§ What this task involves: The data below must be copied in full and without any change.

§ Data shown:
▬▬▬▬▬▬

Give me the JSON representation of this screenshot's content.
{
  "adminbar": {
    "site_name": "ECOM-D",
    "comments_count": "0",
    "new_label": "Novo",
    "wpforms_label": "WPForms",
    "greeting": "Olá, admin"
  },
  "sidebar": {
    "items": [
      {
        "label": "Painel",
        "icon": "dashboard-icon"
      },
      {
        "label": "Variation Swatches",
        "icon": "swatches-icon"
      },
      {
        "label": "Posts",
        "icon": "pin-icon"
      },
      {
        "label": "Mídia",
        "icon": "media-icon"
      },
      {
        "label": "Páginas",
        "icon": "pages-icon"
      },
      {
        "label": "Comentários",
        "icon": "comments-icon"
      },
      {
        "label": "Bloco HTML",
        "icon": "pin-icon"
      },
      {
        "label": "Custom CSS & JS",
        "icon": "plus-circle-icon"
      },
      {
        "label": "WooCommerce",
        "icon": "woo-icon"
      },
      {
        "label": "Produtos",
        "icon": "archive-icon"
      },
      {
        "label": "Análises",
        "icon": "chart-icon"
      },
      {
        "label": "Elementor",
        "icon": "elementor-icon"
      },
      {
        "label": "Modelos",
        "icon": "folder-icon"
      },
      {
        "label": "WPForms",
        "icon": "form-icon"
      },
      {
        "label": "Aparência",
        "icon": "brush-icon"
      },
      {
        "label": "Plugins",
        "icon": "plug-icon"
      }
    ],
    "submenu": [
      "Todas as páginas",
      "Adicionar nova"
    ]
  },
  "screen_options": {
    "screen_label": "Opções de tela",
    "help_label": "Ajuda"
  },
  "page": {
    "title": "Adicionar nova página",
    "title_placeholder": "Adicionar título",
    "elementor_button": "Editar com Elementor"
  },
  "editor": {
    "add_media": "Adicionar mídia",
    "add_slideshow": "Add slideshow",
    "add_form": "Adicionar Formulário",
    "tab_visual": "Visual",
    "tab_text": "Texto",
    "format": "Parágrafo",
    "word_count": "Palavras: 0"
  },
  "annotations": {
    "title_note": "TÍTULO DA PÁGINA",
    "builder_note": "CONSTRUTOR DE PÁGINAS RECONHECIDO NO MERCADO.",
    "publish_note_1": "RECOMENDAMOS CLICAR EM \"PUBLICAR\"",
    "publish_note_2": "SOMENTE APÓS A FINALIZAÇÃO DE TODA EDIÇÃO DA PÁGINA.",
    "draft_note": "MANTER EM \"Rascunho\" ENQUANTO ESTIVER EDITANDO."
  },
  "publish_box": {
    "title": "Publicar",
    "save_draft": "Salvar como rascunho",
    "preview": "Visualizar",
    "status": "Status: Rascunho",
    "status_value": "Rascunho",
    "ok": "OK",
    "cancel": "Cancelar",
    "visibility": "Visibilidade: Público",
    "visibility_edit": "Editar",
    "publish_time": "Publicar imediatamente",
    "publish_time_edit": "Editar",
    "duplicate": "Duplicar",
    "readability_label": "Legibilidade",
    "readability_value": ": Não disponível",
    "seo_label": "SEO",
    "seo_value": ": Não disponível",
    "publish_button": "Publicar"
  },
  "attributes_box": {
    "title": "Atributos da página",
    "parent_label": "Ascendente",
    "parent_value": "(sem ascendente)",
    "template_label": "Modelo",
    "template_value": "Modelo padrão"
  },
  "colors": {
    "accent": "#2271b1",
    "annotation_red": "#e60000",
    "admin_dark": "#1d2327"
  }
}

▬▬▬▬▬▬

§ Task output:
Give me the JSON representation of this screenshot's content.
{
  "adminbar": {
    "site_name": "ECOM-D",
    "comments_count": "0",
    "new_label": "Novo",
    "wpforms_label": "WPForms",
    "greeting": "Olá, admin"
  },
  "sidebar": {
    "items": [
      {
        "label": "Painel",
        "icon": "dashboard-icon"
      },
      {
        "label": "Variation Swatches",
        "icon": "swatches-icon"
      },
      {
        "label": "Posts",
        "icon": "pin-icon"
      },
      {
        "label": "Mídia",
        "icon": "media-icon"
      },
      {
        "label": "Páginas",
        "icon": "pages-icon"
      },
      {
        "label": "Comentários",
        "icon": "comments-icon"
      },
      {
        "label": "Bloco HTML",
        "icon": "pin-icon"
      },
      {
        "label": "Custom CSS & JS",
        "icon": "plus-circle-icon"
      },
      {
        "label": "WooCommerce",
        "icon": "woo-icon"
      },
      {
        "label": "Produtos",
        "icon": "archive-icon"
      },
      {
        "label": "Análises",
        "icon": "chart-icon"
      },
      {
        "label": "Elementor",
        "icon": "elementor-icon"
      },
      {
        "label": "Modelos",
        "icon": "folder-icon"
      },
      {
        "label": "WPForms",
        "icon": "form-icon"
      },
      {
        "label": "Aparência",
        "icon": "brush-icon"
      },
      {
        "label": "Plugins",
        "icon": "plug-icon"
      }
    ],
    "submenu": [
      "Todas as páginas",
      "Adicionar nova"
    ]
  },
  "screen_options": {
    "screen_label": "Opções de tela",
    "help_label": "Ajuda"
  },
  "page": {
    "title": "Adicionar nova página",
    "title_placeholder": "Adicionar título",
    "elementor_button": "Editar com Elementor"
  },
  "editor": {
    "add_media": "Adicionar mídia",
    "add_slideshow": "Add slideshow",
    "add_form": "Adicionar Formulário",
    "tab_visual": "Visual",
    "tab_text": "Texto",
    "format": "Parágrafo",
    "word_count": "Palavras: 0"
  },
  "annotations": {
    "title_note": "TÍTULO DA PÁGINA",
    "builder_note": "CONSTRUTOR DE PÁGINAS RECONHECIDO NO MERCADO.",
    "publish_note_1": "RECOMENDAMOS CLICAR EM \"PUBLICAR\"",
    "publish_note_2": "SOMENTE APÓS A FINALIZAÇÃO DE TODA EDIÇÃO DA PÁGINA.",
    "draft_note": "MANTER EM \"Rascunho\" ENQUANTO ESTIVER EDITANDO."
  },
  "publish_box": {
    "title": "Publicar",
    "save_draft": "Salvar como rascunho",
    "preview": "Visualizar",
    "status": "Status: Rascunho",
    "status_value": "Rascunho",
    "ok": "OK",
    "cancel": "Cancelar",
    "visibility": "Visibilidade: Público",
    "visibility_edit": "Editar",
    "publish_time": "Publicar imediatamente",
    "publish_time_edit": "Editar",
    "duplicate": "Duplicar",
    "readability_label": "Legibilidade",
    "readability_value": ": Não disponível",
    "seo_label": "SEO",
    "seo_value": ": Não disponível",
    "publish_button": "Publicar"
  },
  "attributes_box": {
    "title": "Atributos da página",
    "parent_label": "Ascendente",
    "parent_value": "(sem ascendente)",
    "template_label": "Modelo",
    "template_value": "Modelo padrão"
  },
  "colors": {
    "accent": "#2271b1",
    "annotation_red": "#e60000",
    "admin_dark": "#1d2327"
  }
}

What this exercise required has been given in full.